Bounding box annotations
═══
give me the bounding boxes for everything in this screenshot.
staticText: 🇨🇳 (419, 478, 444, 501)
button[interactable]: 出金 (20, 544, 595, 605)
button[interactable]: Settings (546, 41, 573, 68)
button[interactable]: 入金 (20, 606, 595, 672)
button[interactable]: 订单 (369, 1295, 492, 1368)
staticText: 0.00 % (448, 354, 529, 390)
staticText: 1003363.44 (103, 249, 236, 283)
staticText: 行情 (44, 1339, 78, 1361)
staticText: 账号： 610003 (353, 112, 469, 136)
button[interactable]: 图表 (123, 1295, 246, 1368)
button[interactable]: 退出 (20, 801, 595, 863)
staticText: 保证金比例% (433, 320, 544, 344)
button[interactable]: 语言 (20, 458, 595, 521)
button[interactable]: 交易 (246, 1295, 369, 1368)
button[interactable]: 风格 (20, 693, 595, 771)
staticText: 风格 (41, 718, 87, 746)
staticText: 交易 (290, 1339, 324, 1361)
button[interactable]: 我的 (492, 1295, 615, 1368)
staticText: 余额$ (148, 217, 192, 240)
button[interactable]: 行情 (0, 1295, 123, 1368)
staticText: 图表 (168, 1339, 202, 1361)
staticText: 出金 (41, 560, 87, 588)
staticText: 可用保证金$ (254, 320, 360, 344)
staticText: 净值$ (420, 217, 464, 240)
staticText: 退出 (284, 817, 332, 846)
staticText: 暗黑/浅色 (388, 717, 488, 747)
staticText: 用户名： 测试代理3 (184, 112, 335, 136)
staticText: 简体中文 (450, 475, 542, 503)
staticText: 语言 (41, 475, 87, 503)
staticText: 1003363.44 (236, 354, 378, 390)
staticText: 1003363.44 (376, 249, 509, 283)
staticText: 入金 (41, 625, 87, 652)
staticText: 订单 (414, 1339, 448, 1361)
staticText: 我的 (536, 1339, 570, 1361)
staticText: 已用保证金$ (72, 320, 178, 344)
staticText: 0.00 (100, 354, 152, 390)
═══
> _BRIEF_: Quote these lines word for word, from first to last.

> _TASK ANSWER_:
give me the bounding boxes for everything in this screenshot.
staticText: 🇨🇳 (419, 478, 444, 501)
button[interactable]: 出金 (20, 544, 595, 605)
button[interactable]: Settings (546, 41, 573, 68)
button[interactable]: 入金 (20, 606, 595, 672)
button[interactable]: 订单 (369, 1295, 492, 1368)
staticText: 0.00 % (448, 354, 529, 390)
staticText: 1003363.44 (103, 249, 236, 283)
staticText: 行情 (44, 1339, 78, 1361)
staticText: 账号： 610003 (353, 112, 469, 136)
button[interactable]: 图表 (123, 1295, 246, 1368)
button[interactable]: 退出 (20, 801, 595, 863)
staticText: 保证金比例% (433, 320, 544, 344)
button[interactable]: 语言 (20, 458, 595, 521)
button[interactable]: 交易 (246, 1295, 369, 1368)
button[interactable]: 风格 (20, 693, 595, 771)
staticText: 风格 (41, 718, 87, 746)
staticText: 交易 (290, 1339, 324, 1361)
button[interactable]: 我的 (492, 1295, 615, 1368)
staticText: 余额$ (148, 217, 192, 240)
button[interactable]: 行情 (0, 1295, 123, 1368)
staticText: 图表 (168, 1339, 202, 1361)
staticText: 出金 (41, 560, 87, 588)
staticText: 可用保证金$ (254, 320, 360, 344)
staticText: 净值$ (420, 217, 464, 240)
staticText: 退出 (284, 817, 332, 846)
staticText: 暗黑/浅色 (388, 717, 488, 747)
staticText: 用户名： 测试代理3 (184, 112, 335, 136)
staticText: 简体中文 (450, 475, 542, 503)
staticText: 语言 (41, 475, 87, 503)
staticText: 1003363.44 (236, 354, 378, 390)
staticText: 1003363.44 (376, 249, 509, 283)
staticText: 入金 (41, 625, 87, 652)
staticText: 订单 (414, 1339, 448, 1361)
staticText: 我的 (536, 1339, 570, 1361)
staticText: 已用保证金$ (72, 320, 178, 344)
staticText: 0.00 (100, 354, 152, 390)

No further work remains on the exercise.